Problem description: Search the records below for the word "Carta". Pull out each line that has it.

Stored data:
────────────────────────────────────────
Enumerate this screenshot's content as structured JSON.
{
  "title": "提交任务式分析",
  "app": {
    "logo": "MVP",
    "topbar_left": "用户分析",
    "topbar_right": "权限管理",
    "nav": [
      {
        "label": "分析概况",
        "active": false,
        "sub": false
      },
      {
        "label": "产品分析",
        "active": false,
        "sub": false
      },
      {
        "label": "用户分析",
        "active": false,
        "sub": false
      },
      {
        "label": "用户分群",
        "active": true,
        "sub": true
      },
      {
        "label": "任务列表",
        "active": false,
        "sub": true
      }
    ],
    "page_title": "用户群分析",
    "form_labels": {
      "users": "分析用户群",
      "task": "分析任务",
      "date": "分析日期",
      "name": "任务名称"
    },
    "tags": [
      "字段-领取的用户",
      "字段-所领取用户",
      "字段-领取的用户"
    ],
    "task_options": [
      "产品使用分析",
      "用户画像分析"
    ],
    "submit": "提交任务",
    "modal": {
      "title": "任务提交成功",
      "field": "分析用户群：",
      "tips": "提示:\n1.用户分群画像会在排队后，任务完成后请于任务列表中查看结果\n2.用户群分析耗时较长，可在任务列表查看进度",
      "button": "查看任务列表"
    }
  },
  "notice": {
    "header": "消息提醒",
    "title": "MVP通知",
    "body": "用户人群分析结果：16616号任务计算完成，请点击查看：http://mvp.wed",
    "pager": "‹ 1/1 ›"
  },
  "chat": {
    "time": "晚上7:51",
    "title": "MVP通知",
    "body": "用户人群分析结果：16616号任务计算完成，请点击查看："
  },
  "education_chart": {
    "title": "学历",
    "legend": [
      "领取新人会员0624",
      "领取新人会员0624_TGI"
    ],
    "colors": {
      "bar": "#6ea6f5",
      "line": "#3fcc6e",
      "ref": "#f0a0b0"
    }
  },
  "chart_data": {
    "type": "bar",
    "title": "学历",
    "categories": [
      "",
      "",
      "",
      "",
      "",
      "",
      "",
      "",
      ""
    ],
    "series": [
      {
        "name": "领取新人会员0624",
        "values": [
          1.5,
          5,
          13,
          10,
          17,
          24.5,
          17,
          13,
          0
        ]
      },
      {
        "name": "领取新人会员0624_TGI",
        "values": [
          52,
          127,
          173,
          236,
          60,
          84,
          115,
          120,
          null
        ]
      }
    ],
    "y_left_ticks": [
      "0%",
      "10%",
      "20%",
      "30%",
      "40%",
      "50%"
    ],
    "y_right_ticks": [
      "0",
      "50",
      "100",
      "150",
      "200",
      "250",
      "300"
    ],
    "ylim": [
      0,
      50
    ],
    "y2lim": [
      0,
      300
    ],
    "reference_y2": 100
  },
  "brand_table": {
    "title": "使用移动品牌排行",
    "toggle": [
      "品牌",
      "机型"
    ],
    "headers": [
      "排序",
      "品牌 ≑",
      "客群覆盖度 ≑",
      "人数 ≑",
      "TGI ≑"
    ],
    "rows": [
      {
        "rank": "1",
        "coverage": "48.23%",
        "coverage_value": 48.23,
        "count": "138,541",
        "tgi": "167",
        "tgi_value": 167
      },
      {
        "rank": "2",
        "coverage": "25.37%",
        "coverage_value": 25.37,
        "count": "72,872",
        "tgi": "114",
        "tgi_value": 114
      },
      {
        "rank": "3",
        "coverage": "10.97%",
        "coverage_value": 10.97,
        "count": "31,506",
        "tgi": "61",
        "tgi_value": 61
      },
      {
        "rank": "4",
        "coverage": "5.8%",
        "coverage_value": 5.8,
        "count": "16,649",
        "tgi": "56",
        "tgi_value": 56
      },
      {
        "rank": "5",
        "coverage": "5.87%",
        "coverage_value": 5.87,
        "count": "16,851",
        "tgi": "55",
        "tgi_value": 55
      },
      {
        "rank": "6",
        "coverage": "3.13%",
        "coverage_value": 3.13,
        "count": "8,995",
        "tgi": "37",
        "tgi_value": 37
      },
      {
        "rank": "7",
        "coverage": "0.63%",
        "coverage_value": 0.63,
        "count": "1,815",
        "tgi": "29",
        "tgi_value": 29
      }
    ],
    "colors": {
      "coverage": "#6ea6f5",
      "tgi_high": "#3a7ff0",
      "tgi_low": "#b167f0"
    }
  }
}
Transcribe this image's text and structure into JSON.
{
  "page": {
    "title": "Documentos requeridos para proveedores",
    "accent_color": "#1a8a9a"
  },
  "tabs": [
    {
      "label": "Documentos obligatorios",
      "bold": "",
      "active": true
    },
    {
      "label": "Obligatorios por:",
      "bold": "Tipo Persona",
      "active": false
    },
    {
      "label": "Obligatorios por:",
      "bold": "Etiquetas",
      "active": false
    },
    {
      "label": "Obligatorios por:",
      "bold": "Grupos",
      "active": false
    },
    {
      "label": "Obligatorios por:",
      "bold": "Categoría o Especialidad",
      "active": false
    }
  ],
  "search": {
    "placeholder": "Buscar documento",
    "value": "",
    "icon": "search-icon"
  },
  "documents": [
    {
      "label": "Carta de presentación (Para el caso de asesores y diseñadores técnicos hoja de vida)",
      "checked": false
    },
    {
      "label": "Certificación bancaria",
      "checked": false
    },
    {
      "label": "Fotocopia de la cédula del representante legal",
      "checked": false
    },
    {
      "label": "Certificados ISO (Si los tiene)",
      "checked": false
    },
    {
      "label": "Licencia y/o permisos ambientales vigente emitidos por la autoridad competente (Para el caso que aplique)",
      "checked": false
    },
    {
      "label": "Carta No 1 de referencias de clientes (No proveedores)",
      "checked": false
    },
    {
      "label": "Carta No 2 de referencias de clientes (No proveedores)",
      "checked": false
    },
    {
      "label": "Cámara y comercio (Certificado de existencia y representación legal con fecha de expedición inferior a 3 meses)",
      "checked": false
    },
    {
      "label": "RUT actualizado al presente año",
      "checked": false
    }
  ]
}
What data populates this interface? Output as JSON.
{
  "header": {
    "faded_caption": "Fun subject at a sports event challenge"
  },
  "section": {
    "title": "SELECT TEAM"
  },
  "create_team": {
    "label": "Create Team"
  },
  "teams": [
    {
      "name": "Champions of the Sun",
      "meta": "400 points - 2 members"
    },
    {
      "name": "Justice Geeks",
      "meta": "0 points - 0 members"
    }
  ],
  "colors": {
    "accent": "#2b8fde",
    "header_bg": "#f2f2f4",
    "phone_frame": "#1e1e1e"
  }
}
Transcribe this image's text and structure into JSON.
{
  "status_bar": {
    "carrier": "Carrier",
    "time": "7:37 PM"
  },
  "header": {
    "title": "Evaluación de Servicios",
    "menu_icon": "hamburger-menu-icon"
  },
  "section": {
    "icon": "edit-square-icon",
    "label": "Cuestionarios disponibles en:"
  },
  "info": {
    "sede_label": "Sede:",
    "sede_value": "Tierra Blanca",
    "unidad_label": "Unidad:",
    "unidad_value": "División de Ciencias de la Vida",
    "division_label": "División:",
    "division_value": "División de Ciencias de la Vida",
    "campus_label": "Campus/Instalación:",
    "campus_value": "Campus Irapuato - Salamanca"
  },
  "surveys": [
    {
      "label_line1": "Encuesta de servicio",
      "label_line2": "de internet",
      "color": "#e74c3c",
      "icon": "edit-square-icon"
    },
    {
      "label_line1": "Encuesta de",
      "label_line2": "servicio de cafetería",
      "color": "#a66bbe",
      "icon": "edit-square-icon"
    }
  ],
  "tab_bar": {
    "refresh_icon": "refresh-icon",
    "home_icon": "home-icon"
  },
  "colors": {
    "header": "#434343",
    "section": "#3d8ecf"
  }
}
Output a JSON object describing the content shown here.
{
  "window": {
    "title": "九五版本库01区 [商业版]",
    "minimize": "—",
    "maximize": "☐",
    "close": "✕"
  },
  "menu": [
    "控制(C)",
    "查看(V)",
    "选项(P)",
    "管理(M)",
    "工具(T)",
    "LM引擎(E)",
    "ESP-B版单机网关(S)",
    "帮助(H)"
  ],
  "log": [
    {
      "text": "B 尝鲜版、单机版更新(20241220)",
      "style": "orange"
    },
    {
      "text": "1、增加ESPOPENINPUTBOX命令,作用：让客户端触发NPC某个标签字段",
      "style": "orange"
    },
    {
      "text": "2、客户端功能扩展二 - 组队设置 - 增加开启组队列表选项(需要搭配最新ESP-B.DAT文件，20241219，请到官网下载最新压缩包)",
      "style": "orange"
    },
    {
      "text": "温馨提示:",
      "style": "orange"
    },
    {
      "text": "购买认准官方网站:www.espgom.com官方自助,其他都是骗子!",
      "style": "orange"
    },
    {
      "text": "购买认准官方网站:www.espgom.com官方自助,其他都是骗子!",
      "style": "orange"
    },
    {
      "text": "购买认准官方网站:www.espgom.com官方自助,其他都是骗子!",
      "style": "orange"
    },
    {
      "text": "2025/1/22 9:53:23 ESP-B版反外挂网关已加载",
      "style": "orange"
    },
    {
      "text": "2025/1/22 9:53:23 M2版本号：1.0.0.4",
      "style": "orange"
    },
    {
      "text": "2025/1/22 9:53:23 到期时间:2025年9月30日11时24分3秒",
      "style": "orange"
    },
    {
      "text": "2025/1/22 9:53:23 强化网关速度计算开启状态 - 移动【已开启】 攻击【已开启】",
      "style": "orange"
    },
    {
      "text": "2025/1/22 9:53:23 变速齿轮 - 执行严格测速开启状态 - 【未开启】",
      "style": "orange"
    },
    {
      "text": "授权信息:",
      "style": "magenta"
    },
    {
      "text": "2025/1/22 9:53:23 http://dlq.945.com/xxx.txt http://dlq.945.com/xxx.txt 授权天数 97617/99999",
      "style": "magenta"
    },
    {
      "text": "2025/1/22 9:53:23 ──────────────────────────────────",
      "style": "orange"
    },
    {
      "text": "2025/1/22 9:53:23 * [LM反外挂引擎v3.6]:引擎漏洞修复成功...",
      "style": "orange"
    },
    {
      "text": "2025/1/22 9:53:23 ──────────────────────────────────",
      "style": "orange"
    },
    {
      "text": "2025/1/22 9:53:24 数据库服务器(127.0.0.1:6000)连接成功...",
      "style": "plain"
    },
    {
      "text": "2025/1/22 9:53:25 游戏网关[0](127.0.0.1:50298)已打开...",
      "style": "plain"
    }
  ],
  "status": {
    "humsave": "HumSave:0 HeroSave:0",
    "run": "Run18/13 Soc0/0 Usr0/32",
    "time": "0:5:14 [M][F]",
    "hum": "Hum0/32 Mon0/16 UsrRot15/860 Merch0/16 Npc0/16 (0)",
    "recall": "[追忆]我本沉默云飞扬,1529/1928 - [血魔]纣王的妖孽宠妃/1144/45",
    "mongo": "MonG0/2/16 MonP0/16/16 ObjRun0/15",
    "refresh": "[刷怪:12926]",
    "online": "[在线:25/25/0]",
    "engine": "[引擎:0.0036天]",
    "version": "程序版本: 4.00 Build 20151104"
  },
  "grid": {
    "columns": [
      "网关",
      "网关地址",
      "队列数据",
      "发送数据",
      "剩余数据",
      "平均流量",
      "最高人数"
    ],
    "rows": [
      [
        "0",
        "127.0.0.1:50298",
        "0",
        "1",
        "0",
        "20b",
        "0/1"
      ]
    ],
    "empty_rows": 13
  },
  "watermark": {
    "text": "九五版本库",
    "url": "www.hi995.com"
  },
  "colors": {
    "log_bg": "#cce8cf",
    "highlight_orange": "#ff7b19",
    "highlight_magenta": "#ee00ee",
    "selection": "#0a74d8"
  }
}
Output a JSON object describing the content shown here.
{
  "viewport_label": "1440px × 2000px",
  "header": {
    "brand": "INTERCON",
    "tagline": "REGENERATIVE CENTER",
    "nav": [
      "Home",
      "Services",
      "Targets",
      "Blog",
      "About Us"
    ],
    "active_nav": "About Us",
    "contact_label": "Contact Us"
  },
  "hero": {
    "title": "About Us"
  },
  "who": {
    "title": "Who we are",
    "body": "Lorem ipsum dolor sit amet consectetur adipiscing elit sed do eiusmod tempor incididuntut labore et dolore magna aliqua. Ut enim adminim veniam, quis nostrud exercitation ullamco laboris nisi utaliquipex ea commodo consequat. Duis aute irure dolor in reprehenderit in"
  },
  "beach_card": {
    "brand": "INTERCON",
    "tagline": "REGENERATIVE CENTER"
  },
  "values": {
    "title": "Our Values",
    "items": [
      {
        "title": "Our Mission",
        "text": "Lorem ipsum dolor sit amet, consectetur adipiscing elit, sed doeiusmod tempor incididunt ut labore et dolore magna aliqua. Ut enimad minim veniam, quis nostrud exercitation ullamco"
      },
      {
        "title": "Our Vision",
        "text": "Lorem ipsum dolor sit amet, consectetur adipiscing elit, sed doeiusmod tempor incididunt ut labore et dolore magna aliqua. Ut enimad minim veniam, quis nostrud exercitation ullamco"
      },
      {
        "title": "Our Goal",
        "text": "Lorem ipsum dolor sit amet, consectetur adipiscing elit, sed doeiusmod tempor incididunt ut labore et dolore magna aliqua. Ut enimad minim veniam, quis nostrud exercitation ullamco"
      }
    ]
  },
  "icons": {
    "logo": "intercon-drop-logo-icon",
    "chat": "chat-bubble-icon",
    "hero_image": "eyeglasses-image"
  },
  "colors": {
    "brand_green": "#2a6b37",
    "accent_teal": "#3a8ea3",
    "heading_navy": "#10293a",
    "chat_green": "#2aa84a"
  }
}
────────────────────────────────────────
Output below:
      "label": "Carta de presentación (Para el caso de asesores y diseñadores técnicos hoja de vida)",
      "label": "Carta No 1 de referencias de clientes (No proveedores)",
      "label": "Carta No 2 de referencias de clientes (No proveedores)",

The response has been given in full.